Entries provided

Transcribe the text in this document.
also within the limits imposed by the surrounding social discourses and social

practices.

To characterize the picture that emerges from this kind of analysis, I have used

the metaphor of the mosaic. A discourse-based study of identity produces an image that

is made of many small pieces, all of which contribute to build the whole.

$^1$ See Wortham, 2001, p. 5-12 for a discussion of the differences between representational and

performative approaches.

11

Exercise prompt
Exactly as written, please output every entry.

Task result
Transcribe the text in this document.
also within the limits imposed by the surrounding social discourses and social

practices.

To characterize the picture that emerges from this kind of analysis, I have used

the metaphor of the mosaic. A discourse-based study of identity produces an image that

is made of many small pieces, all of which contribute to build the whole.

$^1$ See Wortham, 2001, p. 5-12 for a discussion of the differences between representational and

performative approaches.

11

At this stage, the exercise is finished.